### The request
Where a line of the material contains the string "José", copy that line.

☆ ☆ ☆ ☆ ☆

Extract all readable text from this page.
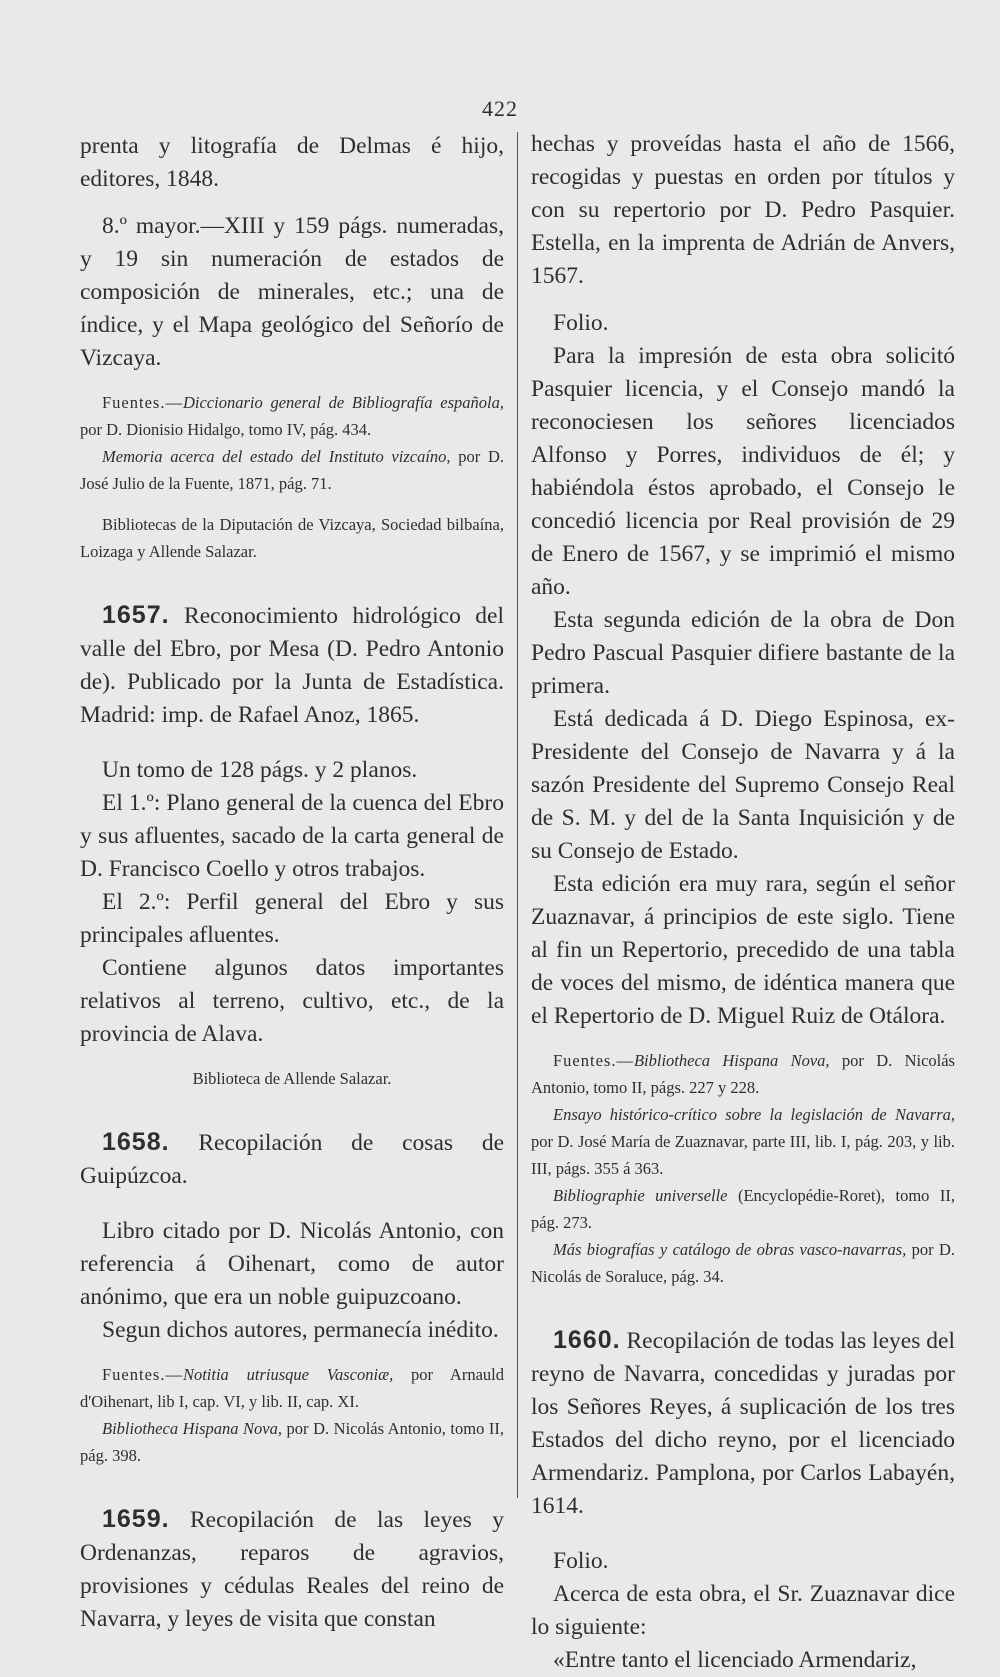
422

prenta y litografía de Delmas é hijo, editores, 1848.

8.º mayor.—XIII y 159 págs. numeradas, y 19 sin numeración de estados de composición de minerales, etc.; una de índice, y el Mapa geológico del Señorío de Vizcaya.

Fuentes.—Diccionario general de Bibliografía española, por D. Dionisio Hidalgo, tomo IV, pág. 434.

Memoria acerca del estado del Instituto vizcaíno, por D. José Julio de la Fuente, 1871, pág. 71.

Bibliotecas de la Diputación de Vizcaya, Sociedad bilbaína, Loizaga y Allende Salazar.

1657. Reconocimiento hidrológico del valle del Ebro, por Mesa (D. Pedro Antonio de). Publicado por la Junta de Estadística. Madrid: imp. de Rafael Anoz, 1865.

Un tomo de 128 págs. y 2 planos.

El 1.º: Plano general de la cuenca del Ebro y sus afluentes, sacado de la carta general de D. Francisco Coello y otros trabajos.

El 2.º: Perfil general del Ebro y sus principales afluentes.

Contiene algunos datos importantes relativos al terreno, cultivo, etc., de la provincia de Alava.

Biblioteca de Allende Salazar.

1658. Recopilación de cosas de Guipúzcoa.

Libro citado por D. Nicolás Antonio, con referencia á Oihenart, como de autor anónimo, que era un noble guipuzcoano.

Segun dichos autores, permanecía inédito.

Fuentes.—Notitia utriusque Vasconiæ, por Arnauld d'Oihenart, lib I, cap. VI, y lib. II, cap. XI.

Bibliotheca Hispana Nova, por D. Nicolás Antonio, tomo II, pág. 398.

1659. Recopilación de las leyes y Ordenanzas, reparos de agravios, provisiones y cédulas Reales del reino de Navarra, y leyes de visita que constan

hechas y proveídas hasta el año de 1566, recogidas y puestas en orden por títulos y con su repertorio por D. Pedro Pasquier. Estella, en la imprenta de Adrián de Anvers, 1567.

Folio.

Para la impresión de esta obra solicitó Pasquier licencia, y el Consejo mandó la reconociesen los señores licenciados Alfonso y Porres, individuos de él; y habiéndola éstos aprobado, el Consejo le concedió licencia por Real provisión de 29 de Enero de 1567, y se imprimió el mismo año.

Esta segunda edición de la obra de Don Pedro Pascual Pasquier difiere bastante de la primera.

Está dedicada á D. Diego Espinosa, ex-Presidente del Consejo de Navarra y á la sazón Presidente del Supremo Consejo Real de S. M. y del de la Santa Inquisición y de su Consejo de Estado.

Esta edición era muy rara, según el señor Zuaznavar, á principios de este siglo. Tiene al fin un Repertorio, precedido de una tabla de voces del mismo, de idéntica manera que el Repertorio de D. Miguel Ruiz de Otálora.

Fuentes.—Bibliotheca Hispana Nova, por D. Nicolás Antonio, tomo II, págs. 227 y 228.

Ensayo histórico-crítico sobre la legislación de Navarra, por D. José María de Zuaznavar, parte III, lib. I, pág. 203, y lib. III, págs. 355 á 363.

Bibliographie universelle (Encyclopédie-Roret), tomo II, pág. 273.

Más biografías y catálogo de obras vasco-navarras, por D. Nicolás de Soraluce, pág. 34.

1660. Recopilación de todas las leyes del reyno de Navarra, concedidas y juradas por los Señores Reyes, á suplicación de los tres Estados del dicho reyno, por el licenciado Armendariz. Pamplona, por Carlos Labayén, 1614.

Folio.

Acerca de esta obra, el Sr. Zuaznavar dice lo siguiente:

«Entre tanto el licenciado Armendariz,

☆ ☆ ☆ ☆ ☆

### Right answer
Memoria acerca del estado del Instituto vizcaíno, por D. José Julio de la Fuente, 1871, pág. 71.
Ensayo histórico-crítico sobre la legislación de Navarra, por D. José María de Zuaznavar, parte III, lib. I, pág. 203, y lib. III, págs. 355 á 363.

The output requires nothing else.